§ YOUR INSTRUCTIONS
Write out every entry exactly as given, but omit the pictures.
[Begin EXERCISE INPUT]
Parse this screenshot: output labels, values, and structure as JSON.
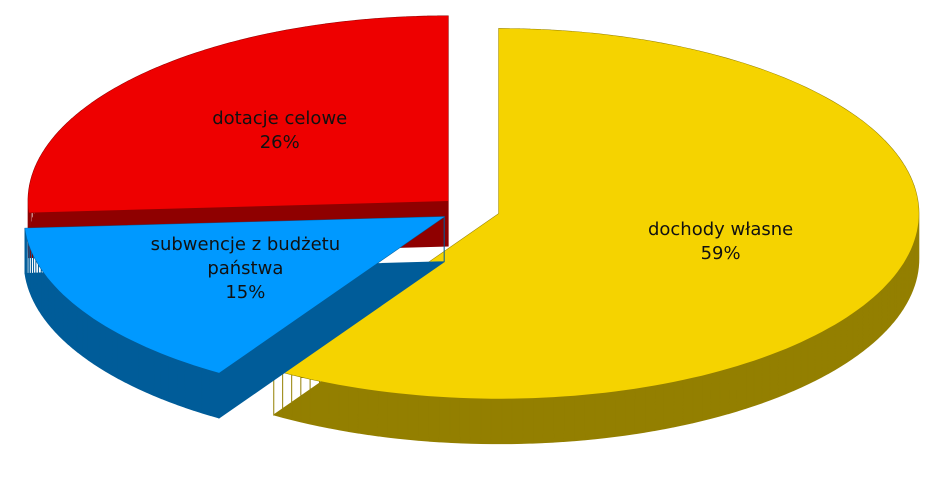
{
  "chart_data": {
    "type": "pie",
    "categories": [
      "dochody własne",
      "subwencje z budżetu państwa",
      "dotacje celowe"
    ],
    "values": [
      59,
      15,
      26
    ],
    "value_labels": [
      "59%",
      "15%",
      "26%"
    ],
    "colors": [
      "#f5d300",
      "#0099ff",
      "#ee0000"
    ]
  }
}
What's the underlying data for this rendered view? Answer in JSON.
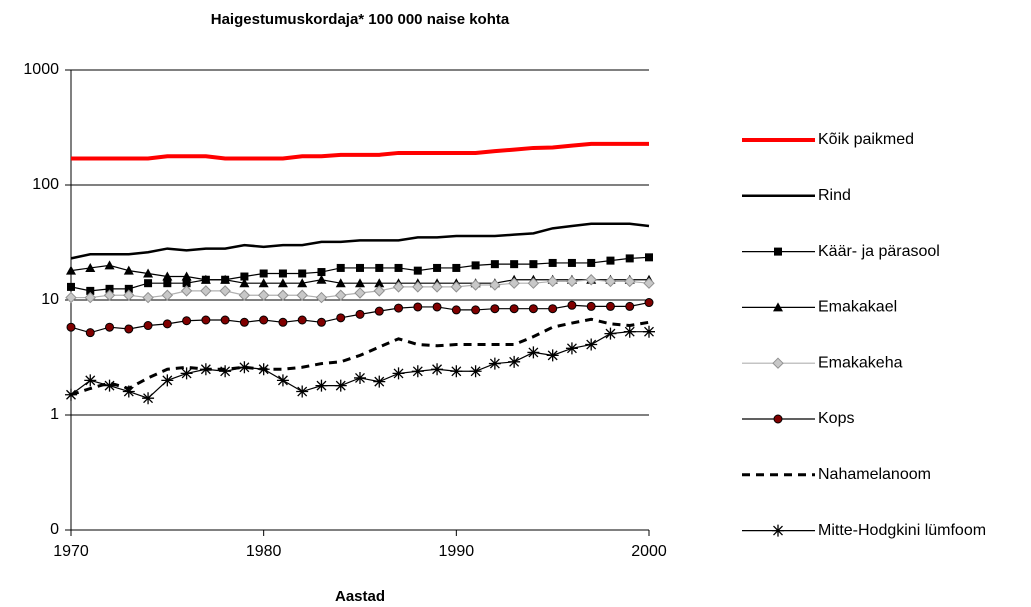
[End EXERCISE INPUT]
§ EXERCISE OUTPUT
Parse this screenshot: output labels, values, and structure as JSON.
{
  "chart_data": {
    "type": "pie",
    "categories": [
      "dochody własne",
      "subwencje z budżetu państwa",
      "dotacje celowe"
    ],
    "values": [
      59,
      15,
      26
    ],
    "value_labels": [
      "59%",
      "15%",
      "26%"
    ],
    "colors": [
      "#f5d300",
      "#0099ff",
      "#ee0000"
    ]
  }
}
What's the underlying data for this rendered view? Answer in JSON.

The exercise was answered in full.